◆ **Short exercise A**
Decide whether each statement agrees with the restaurant review, and quote the exact words that settle it: (i) During the Great Bust, prices were up all over town. (ii) Maialino is in the Gramercy Park Hotel. (iii) Le Caprice could offer the writer a table the following week.
◆ **Short exercise B**
Write the next part of the restaurant review, picking up after its final line of dialogue.

◆ **Selected passage**

===

In With the Old

Le CapricePhoto: Melissa Hom/New York Magazine

If you’re one of those sad, obsessive souls who spend their evenings wandering the city from one hot new restaurant to the next, the Great Bust of the late aughts was, in certain respects, a golden time. Prices were down all over town, formerly imperious waiters turned suitably groveling, and if you wanted a decent table at an exclusive restaurant, you were usually in luck. But there have been signs recently that this halcyon era is coming to an end. Downtown demigods like David Chang and April Bloomfield are opening ambitious new ventures farther uptown (Má Pêche, in the Chambers Hotel, and the Breslin, at the Ace), and for the first time in years, Danny Meyer is rolling out an ambitious upscale restaurant (Maialino, in the Gramercy Park Hotel) instead of a burger joint. And when I called to book a table at Le Caprice, the new high-end bistro at the Pierre, the uninterested voice on the other end of the line informed me that their tables were booked for the week. “What about next week?” I asked plaintively. “I’m sorry, sir,” said the voice. “That’s full up, too.”

===

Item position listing
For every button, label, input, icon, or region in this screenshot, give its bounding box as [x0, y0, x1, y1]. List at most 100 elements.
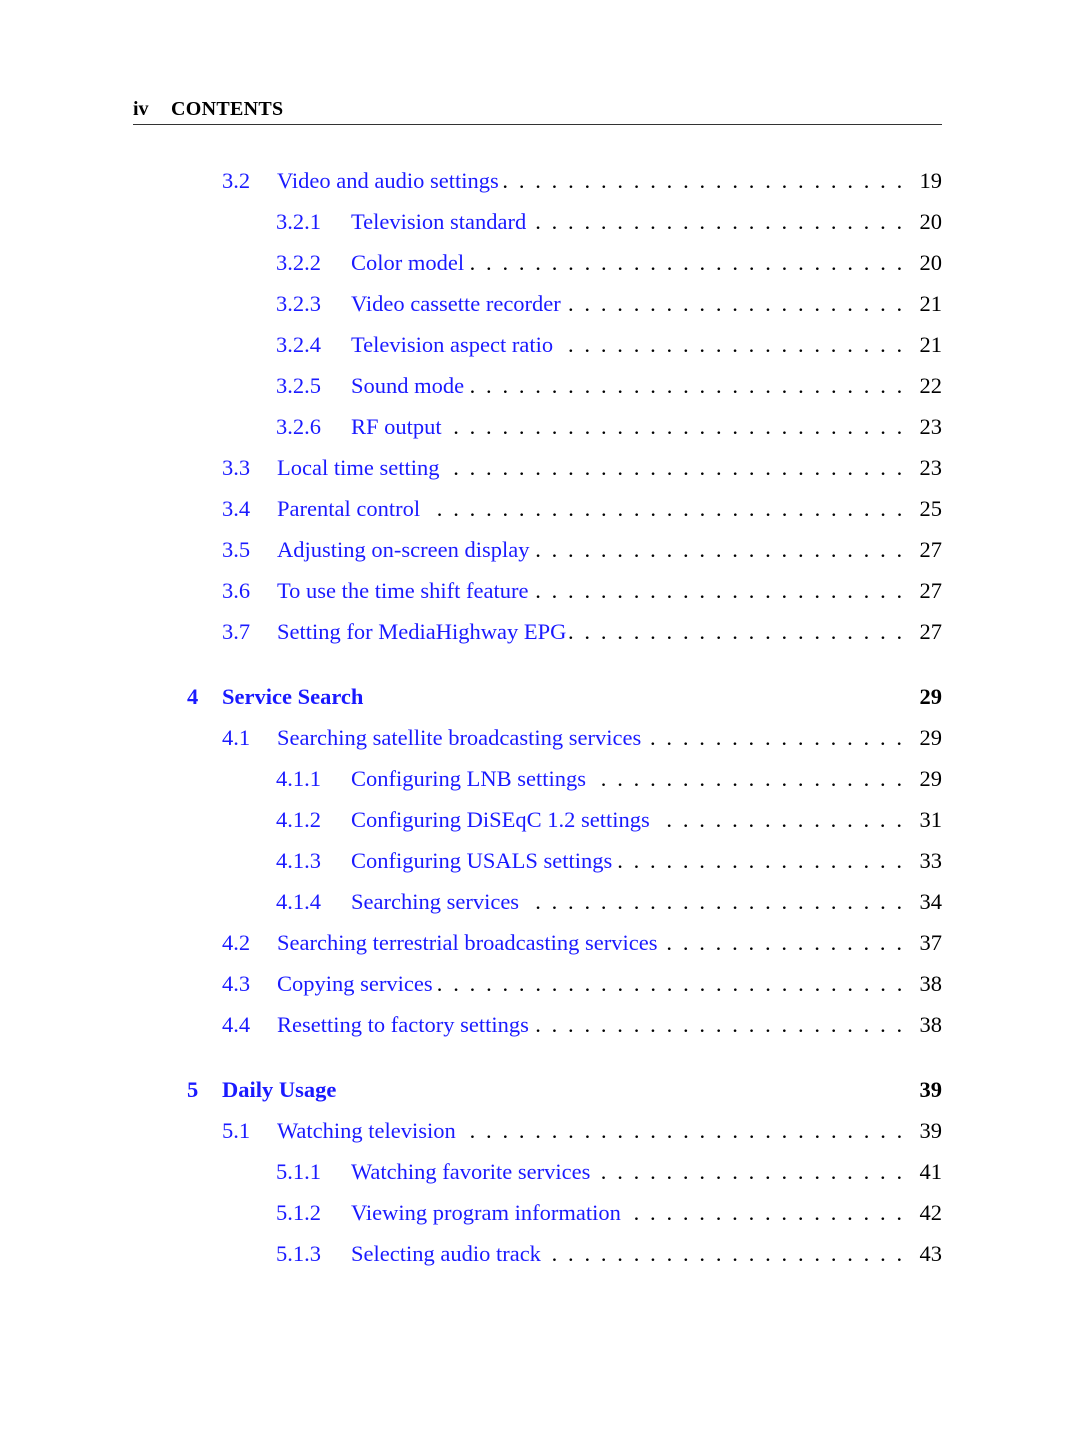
toc-entry-title[interactable]: Configuring DiSEqC 1.2 settings	[351, 805, 650, 835]
toc-entry-number[interactable]: 3.4	[222, 494, 250, 524]
toc-entry[interactable]: 4.1.1 Configuring LNB settings...........…	[0, 764, 1080, 794]
toc-entry[interactable]: 3.2.3 Video cassette recorder............…	[0, 289, 1080, 319]
toc-entry[interactable]: 3.2.5 Sound mode.........................…	[0, 371, 1080, 401]
toc-entry-title[interactable]: To use the time shift feature	[277, 576, 528, 606]
toc-entry-page[interactable]: 27	[920, 617, 943, 647]
toc-entry-number[interactable]: 4.1.4	[276, 887, 321, 917]
toc-entry-page[interactable]: 22	[920, 371, 943, 401]
toc-entry-title[interactable]: Video cassette recorder	[351, 289, 561, 319]
toc-entry-page[interactable]: 34	[920, 887, 943, 917]
toc-chapter-entry[interactable]: 5 Daily Usage 39	[0, 1075, 1080, 1105]
toc-entry-title[interactable]: Television aspect ratio	[351, 330, 553, 360]
toc-entry-number[interactable]: 3.2.1	[276, 207, 321, 237]
toc-entry-number[interactable]: 3.2.5	[276, 371, 321, 401]
toc-entry[interactable]: 5.1.1 Watching favorite services.........…	[0, 1157, 1080, 1187]
toc-entry[interactable]: 3.7 Setting for MediaHighway EPG.........…	[0, 617, 1080, 647]
toc-entry-number[interactable]: 5.1.2	[276, 1198, 321, 1228]
toc-entry-number[interactable]: 4.1.2	[276, 805, 321, 835]
toc-entry-page[interactable]: 19	[920, 166, 943, 196]
toc-entry-title[interactable]: Setting for MediaHighway EPG	[277, 617, 566, 647]
toc-entry[interactable]: 3.4 Parental control.....................…	[0, 494, 1080, 524]
toc-entry-number[interactable]: 4.3	[222, 969, 250, 999]
toc-entry-title[interactable]: Color model	[351, 248, 464, 278]
toc-entry[interactable]: 3.3 Local time setting...................…	[0, 453, 1080, 483]
toc-entry-number[interactable]: 3.2.3	[276, 289, 321, 319]
toc-entry[interactable]: 5.1 Watching television..................…	[0, 1116, 1080, 1146]
toc-entry-number[interactable]: 3.7	[222, 617, 250, 647]
toc-entry-page[interactable]: 20	[920, 248, 943, 278]
toc-entry[interactable]: 4.1.2 Configuring DiSEqC 1.2 settings....…	[0, 805, 1080, 835]
toc-entry-page[interactable]: 41	[920, 1157, 943, 1187]
toc-entry-page[interactable]: 21	[920, 289, 943, 319]
toc-entry[interactable]: 3.5 Adjusting on-screen display..........…	[0, 535, 1080, 565]
toc-entry-title[interactable]: Adjusting on-screen display	[277, 535, 529, 565]
toc-entry-number[interactable]: 3.3	[222, 453, 250, 483]
toc-entry-page[interactable]: 25	[920, 494, 943, 524]
toc-entry-page[interactable]: 29	[920, 764, 943, 794]
toc-entry-number[interactable]: 5.1	[222, 1116, 250, 1146]
toc-entry-number[interactable]: 4.1	[222, 723, 250, 753]
toc-entry-number[interactable]: 3.2.4	[276, 330, 321, 360]
toc-entry[interactable]: 3.2.1 Television standard................…	[0, 207, 1080, 237]
toc-entry[interactable]: 4.2 Searching terrestrial broadcasting se…	[0, 928, 1080, 958]
toc-entry-page[interactable]: 39	[920, 1116, 943, 1146]
toc-entry-title[interactable]: Watching favorite services	[351, 1157, 590, 1187]
toc-entry-number[interactable]: 4.2	[222, 928, 250, 958]
toc-entry-title[interactable]: Daily Usage	[222, 1075, 336, 1105]
toc-entry-page[interactable]: 37	[920, 928, 943, 958]
toc-entry-page[interactable]: 31	[920, 805, 943, 835]
toc-entry[interactable]: 3.2 Video and audio settings.............…	[0, 166, 1080, 196]
toc-entry-page[interactable]: 38	[920, 969, 943, 999]
toc-entry-title[interactable]: Resetting to factory settings	[277, 1010, 529, 1040]
toc-entry-number[interactable]: 4.1.3	[276, 846, 321, 876]
toc-entry-page[interactable]: 27	[920, 535, 943, 565]
toc-entry-page[interactable]: 29	[920, 682, 943, 712]
toc-entry-number[interactable]: 3.2	[222, 166, 250, 196]
toc-entry[interactable]: 4.1.3 Configuring USALS settings.........…	[0, 846, 1080, 876]
toc-entry-title[interactable]: Television standard	[351, 207, 526, 237]
toc-entry-number[interactable]: 3.6	[222, 576, 250, 606]
toc-entry-page[interactable]: 20	[920, 207, 943, 237]
toc-entry-title[interactable]: RF output	[351, 412, 442, 442]
toc-entry-number[interactable]: 5	[187, 1075, 198, 1105]
toc-entry-title[interactable]: Video and audio settings	[277, 166, 499, 196]
toc-entry-page[interactable]: 23	[920, 453, 943, 483]
toc-entry[interactable]: 3.2.2 Color model........................…	[0, 248, 1080, 278]
toc-entry-title[interactable]: Searching services	[351, 887, 519, 917]
toc-entry-number[interactable]: 4.4	[222, 1010, 250, 1040]
toc-chapter-entry[interactable]: 4 Service Search 29	[0, 682, 1080, 712]
toc-entry-page[interactable]: 21	[920, 330, 943, 360]
toc-entry[interactable]: 5.1.3 Selecting audio track..............…	[0, 1239, 1080, 1269]
toc-entry-page[interactable]: 29	[920, 723, 943, 753]
toc-entry-page[interactable]: 33	[920, 846, 943, 876]
toc-entry-number[interactable]: 3.2.2	[276, 248, 321, 278]
toc-entry-page[interactable]: 42	[920, 1198, 943, 1228]
toc-entry-number[interactable]: 3.2.6	[276, 412, 321, 442]
toc-entry-title[interactable]: Copying services	[277, 969, 433, 999]
toc-entry[interactable]: 4.1.4 Searching services.................…	[0, 887, 1080, 917]
toc-entry-title[interactable]: Viewing program information	[351, 1198, 621, 1228]
toc-entry-page[interactable]: 43	[920, 1239, 943, 1269]
toc-entry-page[interactable]: 38	[920, 1010, 943, 1040]
toc-entry[interactable]: 3.2.4 Television aspect ratio............…	[0, 330, 1080, 360]
toc-entry-title[interactable]: Watching television	[277, 1116, 456, 1146]
toc-entry[interactable]: 4.1 Searching satellite broadcasting serv…	[0, 723, 1080, 753]
toc-entry-number[interactable]: 5.1.3	[276, 1239, 321, 1269]
toc-entry[interactable]: 3.2.6 RF output..........................…	[0, 412, 1080, 442]
toc-entry[interactable]: 5.1.2 Viewing program information........…	[0, 1198, 1080, 1228]
toc-entry[interactable]: 3.6 To use the time shift feature........…	[0, 576, 1080, 606]
toc-entry-number[interactable]: 4.1.1	[276, 764, 321, 794]
toc-entry-page[interactable]: 23	[920, 412, 943, 442]
toc-entry-title[interactable]: Selecting audio track	[351, 1239, 541, 1269]
toc-entry[interactable]: 4.4 Resetting to factory settings........…	[0, 1010, 1080, 1040]
toc-entry-title[interactable]: Local time setting	[277, 453, 439, 483]
toc-entry-title[interactable]: Searching satellite broadcasting service…	[277, 723, 641, 753]
toc-entry-number[interactable]: 4	[187, 682, 198, 712]
toc-entry-title[interactable]: Configuring USALS settings	[351, 846, 612, 876]
toc-entry-page[interactable]: 39	[920, 1075, 943, 1105]
toc-entry-title[interactable]: Configuring LNB settings	[351, 764, 586, 794]
toc-entry-title[interactable]: Searching terrestrial broadcasting servi…	[277, 928, 657, 958]
toc-entry-title[interactable]: Sound mode	[351, 371, 464, 401]
toc-entry-title[interactable]: Parental control	[277, 494, 420, 524]
toc-entry-title[interactable]: Service Search	[222, 682, 363, 712]
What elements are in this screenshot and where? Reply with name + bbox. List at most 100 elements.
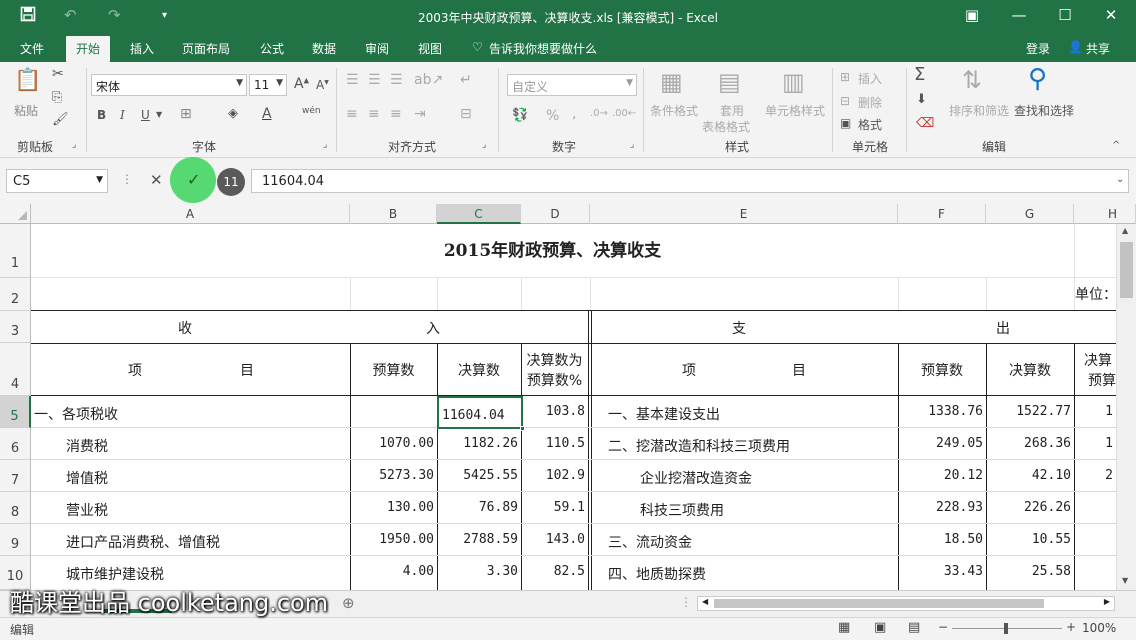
cell-b10[interactable]: 4.00 bbox=[351, 564, 437, 579]
clear-icon[interactable]: ⌫ bbox=[916, 116, 934, 131]
italic-button[interactable]: I bbox=[120, 108, 125, 122]
cell-h7[interactable]: 2 bbox=[1075, 468, 1116, 483]
tab-view[interactable]: 视图 bbox=[418, 40, 442, 57]
column-header-h[interactable]: H bbox=[1074, 204, 1136, 224]
zoom-level[interactable]: 100% bbox=[1082, 621, 1116, 635]
cell-f7[interactable]: 20.12 bbox=[899, 468, 986, 483]
underline-button[interactable]: U bbox=[141, 108, 150, 122]
currency-icon[interactable]: 💱 bbox=[512, 108, 528, 123]
column-header-g[interactable]: G bbox=[986, 204, 1074, 224]
paste-button[interactable]: 粘贴 bbox=[14, 102, 38, 119]
delete-cells-icon[interactable]: ⊟ bbox=[840, 94, 850, 108]
column-header-c[interactable]: C bbox=[437, 204, 521, 224]
font-size-select[interactable]: 11 ▼ bbox=[249, 74, 287, 96]
cell-d7[interactable]: 102.9 bbox=[522, 468, 588, 483]
border-icon[interactable]: ⊞ bbox=[180, 106, 192, 122]
enter-entry-button[interactable]: ✓ bbox=[187, 170, 200, 189]
vertical-scroll-thumb[interactable] bbox=[1120, 242, 1133, 298]
header-pct-right-line2[interactable]: 预算 bbox=[1088, 370, 1116, 390]
orientation-icon[interactable]: ab↗ bbox=[414, 72, 443, 88]
row-header-3[interactable]: 3 bbox=[0, 311, 31, 343]
cell-c8[interactable]: 76.89 bbox=[438, 500, 521, 515]
align-left-icon[interactable]: ≡ bbox=[346, 106, 358, 122]
cell-g10[interactable]: 25.58 bbox=[987, 564, 1074, 579]
collapse-ribbon-icon[interactable]: ^ bbox=[1112, 140, 1120, 151]
align-top-icon[interactable]: ☰ bbox=[346, 72, 359, 88]
cell-a9[interactable]: 进口产品消费税、增值税 bbox=[66, 532, 376, 552]
sort-filter-icon[interactable]: ⇅ bbox=[962, 66, 982, 94]
cell-f6[interactable]: 249.05 bbox=[899, 436, 986, 451]
cell-g8[interactable]: 226.26 bbox=[987, 500, 1074, 515]
cell-d9[interactable]: 143.0 bbox=[522, 532, 588, 547]
cell-c9[interactable]: 2788.59 bbox=[438, 532, 521, 547]
grow-font-icon[interactable]: A▲ bbox=[294, 76, 309, 92]
cell-d10[interactable]: 82.5 bbox=[522, 564, 588, 579]
income-label-left[interactable]: 收 bbox=[178, 318, 192, 338]
font-name-select[interactable]: 宋体 ▼ bbox=[91, 74, 247, 96]
row-header-4[interactable]: 4 bbox=[0, 343, 31, 396]
find-select-icon[interactable]: ⚲ bbox=[1028, 64, 1047, 94]
cut-icon[interactable]: ✂ bbox=[52, 66, 64, 82]
format-table-button-line1[interactable]: 套用 bbox=[720, 102, 744, 119]
alignment-launcher-icon[interactable]: ⌟ bbox=[482, 140, 486, 150]
page-break-view-icon[interactable]: ▤ bbox=[908, 620, 920, 635]
select-all-corner[interactable] bbox=[0, 204, 31, 224]
expense-label-left[interactable]: 支 bbox=[732, 318, 746, 338]
header-budget-left[interactable]: 预算数 bbox=[350, 360, 437, 380]
column-header-b[interactable]: B bbox=[350, 204, 437, 224]
wrap-text-icon[interactable]: ↵ bbox=[460, 72, 472, 88]
cell-d5[interactable]: 103.8 bbox=[522, 404, 588, 419]
delete-cells-button[interactable]: 删除 bbox=[858, 94, 882, 111]
copy-icon[interactable]: ⎘ bbox=[52, 90, 62, 105]
row-header-2[interactable]: 2 bbox=[0, 278, 31, 311]
row-header-7[interactable]: 7 bbox=[0, 460, 31, 492]
align-bottom-icon[interactable]: ☰ bbox=[390, 72, 403, 88]
comma-button[interactable]: , bbox=[572, 106, 576, 122]
cell-h5[interactable]: 1 bbox=[1075, 404, 1116, 419]
align-center-icon[interactable]: ≡ bbox=[368, 106, 380, 122]
header-pct-line1[interactable]: 决算数为 bbox=[521, 350, 588, 370]
maximize-icon[interactable]: ☐ bbox=[1050, 6, 1080, 24]
horizontal-scroll-thumb[interactable] bbox=[714, 599, 1044, 608]
row-header-8[interactable]: 8 bbox=[0, 492, 31, 524]
header-item-1-left[interactable]: 项 bbox=[128, 360, 142, 380]
cell-c7[interactable]: 5425.55 bbox=[438, 468, 521, 483]
header-pct-line2[interactable]: 预算数% bbox=[521, 370, 588, 390]
formula-input[interactable]: 11604.04 bbox=[251, 169, 1129, 193]
cell-styles-button[interactable]: 单元格样式 bbox=[765, 102, 825, 119]
vertical-scrollbar[interactable]: ▲ ▼ bbox=[1116, 224, 1136, 590]
cell-b9[interactable]: 1950.00 bbox=[351, 532, 437, 547]
header-item-1-right[interactable]: 项 bbox=[682, 360, 696, 380]
cell-styles-icon[interactable]: ▥ bbox=[782, 68, 805, 96]
format-table-button-line2[interactable]: 表格格式 bbox=[702, 118, 750, 135]
cell-e9[interactable]: 三、流动资金 bbox=[608, 532, 898, 552]
shrink-font-icon[interactable]: A▼ bbox=[316, 78, 329, 92]
find-select-button[interactable]: 查找和选择 bbox=[1014, 102, 1074, 119]
cell-e7[interactable]: 企业挖潜改造资金 bbox=[640, 468, 930, 488]
add-sheet-icon[interactable]: ⊕ bbox=[342, 594, 355, 612]
merge-center-icon[interactable]: ⊟ bbox=[460, 106, 472, 122]
tab-review[interactable]: 审阅 bbox=[365, 40, 389, 57]
cell-a5[interactable]: 一、各项税收 bbox=[34, 404, 344, 424]
tell-me-search[interactable]: 告诉我你想要做什么 bbox=[489, 40, 597, 57]
header-item-2-left[interactable]: 目 bbox=[240, 360, 254, 380]
font-launcher-icon[interactable]: ⌟ bbox=[323, 140, 327, 150]
row-header-5[interactable]: 5 bbox=[0, 396, 31, 428]
cell-e6[interactable]: 二、挖潜改造和科技三项费用 bbox=[608, 436, 898, 456]
cell-b6[interactable]: 1070.00 bbox=[351, 436, 437, 451]
format-cells-icon[interactable]: ▣ bbox=[840, 116, 851, 130]
cell-f8[interactable]: 228.93 bbox=[899, 500, 986, 515]
phonetic-button[interactable]: wén bbox=[302, 106, 321, 116]
active-cell-c5[interactable]: 11604.04 bbox=[437, 396, 525, 431]
row-header-1[interactable]: 1 bbox=[0, 224, 31, 278]
zoom-slider-thumb[interactable] bbox=[1004, 623, 1008, 634]
tab-formulas[interactable]: 公式 bbox=[260, 40, 284, 57]
login-link[interactable]: 登录 bbox=[1026, 40, 1050, 57]
cell-g9[interactable]: 10.55 bbox=[987, 532, 1074, 547]
tab-data[interactable]: 数据 bbox=[312, 40, 336, 57]
header-pct-right-line1[interactable]: 决算 bbox=[1084, 350, 1112, 370]
share-button[interactable]: 共享 bbox=[1086, 40, 1110, 57]
header-final-left[interactable]: 决算数 bbox=[437, 360, 521, 380]
cancel-entry-button[interactable]: ✕ bbox=[150, 171, 163, 189]
tab-split-grip-icon[interactable]: ⋮ bbox=[680, 595, 692, 609]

===

◆ **Right answer A**
(i) No: "Prices were down all over town"
(ii) Yes: "Maialino, in the Gramercy Park Hotel"
(iii) No: "That’s full up, too."

◆ **Right answer B**
Le Caprice is part of a group of swank London restaurants (including the Ivy and the original Le Caprice in Piccadilly), which may explain the patina of old-fashioned Euro snootiness that permeates the operation. Not that you’d expect anything less at the Pierre, which has recently undergone a $100 million renovation at the hands of its new Indian owners, the Taj Hotel group. This bistro has its own white-gloved doorman, and an awning leading onto Fifth Avenue with its name embroidered in gold. The long, low room looks like a grand, Gilded Age train car done over by Noël Coward and his friends in Art Deco tones of black and pearly white. The floors are fashioned from polished white marble, the black walls trimmed with glinting silver, and the lighting sconces made from stainless steel and chrome. The staff speak in a variety of Continental accents (French for our waiter, London posh for the maître d’), and no one at my table was surprised when the tinkling of live piano music began floating over the tables as cocktails were being served.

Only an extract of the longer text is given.